— start The data —
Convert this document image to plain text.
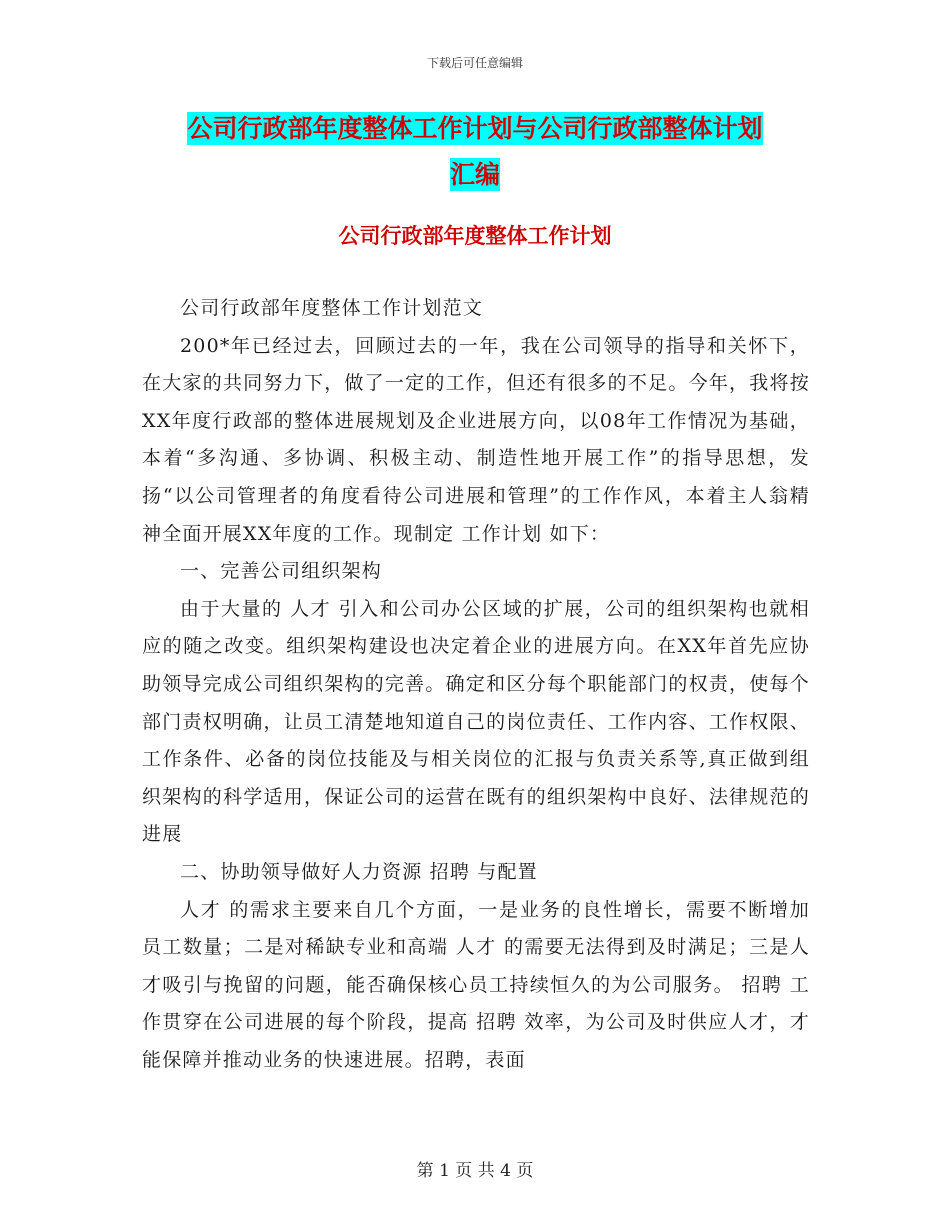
下载后可任意编辑
公司行政部年度整体工作计划与公司行政部整体计划
汇编
公司行政部年度整体工作计划

公司行政部年度整体工作计划范文

200*年已经过去，回顾过去的一年，我在公司领导的指导和关怀下，在大家的共同努力下，做了一定的工作，但还有很多的不足。今年，我将按XX年度行政部的整体进展规划及企业进展方向，以08年工作情况为基础，本着“多沟通、多协调、积极主动、制造性地开展工作”的指导思想，发扬“以公司管理者的角度看待公司进展和管理”的工作作风，本着主人翁精神全面开展XX年度的工作。现制定 工作计划 如下：

一、完善公司组织架构

由于大量的 人才 引入和公司办公区域的扩展，公司的组织架构也就相应的随之改变。组织架构建设也决定着企业的进展方向。在XX年首先应协助领导完成公司组织架构的完善。确定和区分每个职能部门的权责，使每个部门责权明确，让员工清楚地知道自己的岗位责任、工作内容、工作权限、工作条件、必备的岗位技能及与相关岗位的汇报与负责关系等,真正做到组织架构的科学适用，保证公司的运营在既有的组织架构中良好、法律规范的进展

二、协助领导做好人力资源 招聘 与配置

人才 的需求主要来自几个方面，一是业务的良性增长，需要不断增加员工数量；二是对稀缺专业和高端 人才 的需要无法得到及时满足；三是人才吸引与挽留的问题，能否确保核心员工持续恒久的为公司服务。 招聘 工作贯穿在公司进展的每个阶段，提高 招聘 效率，为公司及时供应人才，才能保障并推动业务的快速进展。招聘，表面

第 1 页 共 4 页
— end The data —
• **Short task**
Print every entry exactly as written, without the pictures.

• **Output below**
Convert this document image to plain text.
下载后可任意编辑
公司行政部年度整体工作计划与公司行政部整体计划
汇编
公司行政部年度整体工作计划

公司行政部年度整体工作计划范文

200*年已经过去，回顾过去的一年，我在公司领导的指导和关怀下，在大家的共同努力下，做了一定的工作，但还有很多的不足。今年，我将按XX年度行政部的整体进展规划及企业进展方向，以08年工作情况为基础，本着“多沟通、多协调、积极主动、制造性地开展工作”的指导思想，发扬“以公司管理者的角度看待公司进展和管理”的工作作风，本着主人翁精神全面开展XX年度的工作。现制定 工作计划 如下：

一、完善公司组织架构

由于大量的 人才 引入和公司办公区域的扩展，公司的组织架构也就相应的随之改变。组织架构建设也决定着企业的进展方向。在XX年首先应协助领导完成公司组织架构的完善。确定和区分每个职能部门的权责，使每个部门责权明确，让员工清楚地知道自己的岗位责任、工作内容、工作权限、工作条件、必备的岗位技能及与相关岗位的汇报与负责关系等,真正做到组织架构的科学适用，保证公司的运营在既有的组织架构中良好、法律规范的进展

二、协助领导做好人力资源 招聘 与配置

人才 的需求主要来自几个方面，一是业务的良性增长，需要不断增加员工数量；二是对稀缺专业和高端 人才 的需要无法得到及时满足；三是人才吸引与挽留的问题，能否确保核心员工持续恒久的为公司服务。 招聘 工作贯穿在公司进展的每个阶段，提高 招聘 效率，为公司及时供应人才，才能保障并推动业务的快速进展。招聘，表面

第 1 页 共 4 页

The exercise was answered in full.